++++ RECORDS PROVIDED
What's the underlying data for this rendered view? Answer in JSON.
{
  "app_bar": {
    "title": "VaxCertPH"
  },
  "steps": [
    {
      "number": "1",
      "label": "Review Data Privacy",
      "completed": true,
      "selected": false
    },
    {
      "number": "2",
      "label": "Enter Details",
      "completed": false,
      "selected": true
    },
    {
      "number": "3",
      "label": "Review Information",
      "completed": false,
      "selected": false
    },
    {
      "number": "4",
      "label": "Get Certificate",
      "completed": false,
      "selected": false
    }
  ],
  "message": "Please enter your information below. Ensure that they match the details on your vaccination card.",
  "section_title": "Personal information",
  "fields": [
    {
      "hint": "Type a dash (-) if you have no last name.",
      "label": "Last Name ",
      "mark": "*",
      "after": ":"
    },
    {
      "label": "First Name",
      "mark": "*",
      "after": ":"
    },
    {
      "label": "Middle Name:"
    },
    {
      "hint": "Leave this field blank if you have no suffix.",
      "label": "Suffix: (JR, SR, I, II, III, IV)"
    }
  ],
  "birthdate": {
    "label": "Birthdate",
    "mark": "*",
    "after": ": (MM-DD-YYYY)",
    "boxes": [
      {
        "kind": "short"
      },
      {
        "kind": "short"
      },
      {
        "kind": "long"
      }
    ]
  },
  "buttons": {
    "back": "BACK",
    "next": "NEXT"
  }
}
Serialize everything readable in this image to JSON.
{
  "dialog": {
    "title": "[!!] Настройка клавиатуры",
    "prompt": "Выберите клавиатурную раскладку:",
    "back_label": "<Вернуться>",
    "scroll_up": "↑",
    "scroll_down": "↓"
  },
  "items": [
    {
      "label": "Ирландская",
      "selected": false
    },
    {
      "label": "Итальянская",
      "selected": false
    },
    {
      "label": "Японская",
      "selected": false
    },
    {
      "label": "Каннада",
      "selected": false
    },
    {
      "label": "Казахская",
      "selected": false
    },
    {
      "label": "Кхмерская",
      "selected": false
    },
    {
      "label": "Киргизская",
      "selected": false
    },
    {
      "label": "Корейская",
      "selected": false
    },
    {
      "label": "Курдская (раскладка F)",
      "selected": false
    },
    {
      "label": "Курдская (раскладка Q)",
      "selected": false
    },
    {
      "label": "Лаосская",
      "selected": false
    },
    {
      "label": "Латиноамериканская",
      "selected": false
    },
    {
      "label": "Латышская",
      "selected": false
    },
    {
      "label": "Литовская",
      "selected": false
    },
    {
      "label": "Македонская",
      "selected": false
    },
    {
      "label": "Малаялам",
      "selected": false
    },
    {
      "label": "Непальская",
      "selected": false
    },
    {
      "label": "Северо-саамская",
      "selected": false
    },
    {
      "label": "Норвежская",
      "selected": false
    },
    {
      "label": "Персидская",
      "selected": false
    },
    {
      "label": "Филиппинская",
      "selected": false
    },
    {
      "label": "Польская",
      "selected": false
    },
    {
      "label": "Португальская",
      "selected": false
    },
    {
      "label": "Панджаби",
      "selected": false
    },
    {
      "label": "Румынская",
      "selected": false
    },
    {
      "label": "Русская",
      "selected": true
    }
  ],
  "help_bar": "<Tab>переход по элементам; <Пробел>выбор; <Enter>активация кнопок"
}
++++++++
(GIVEN EXERCISE)
Where a line above contains the string "раскладка", copy that line.

(SOLUTION BELOW)
      "label": "Курдская (раскладка F)",
      "label": "Курдская (раскладка Q)",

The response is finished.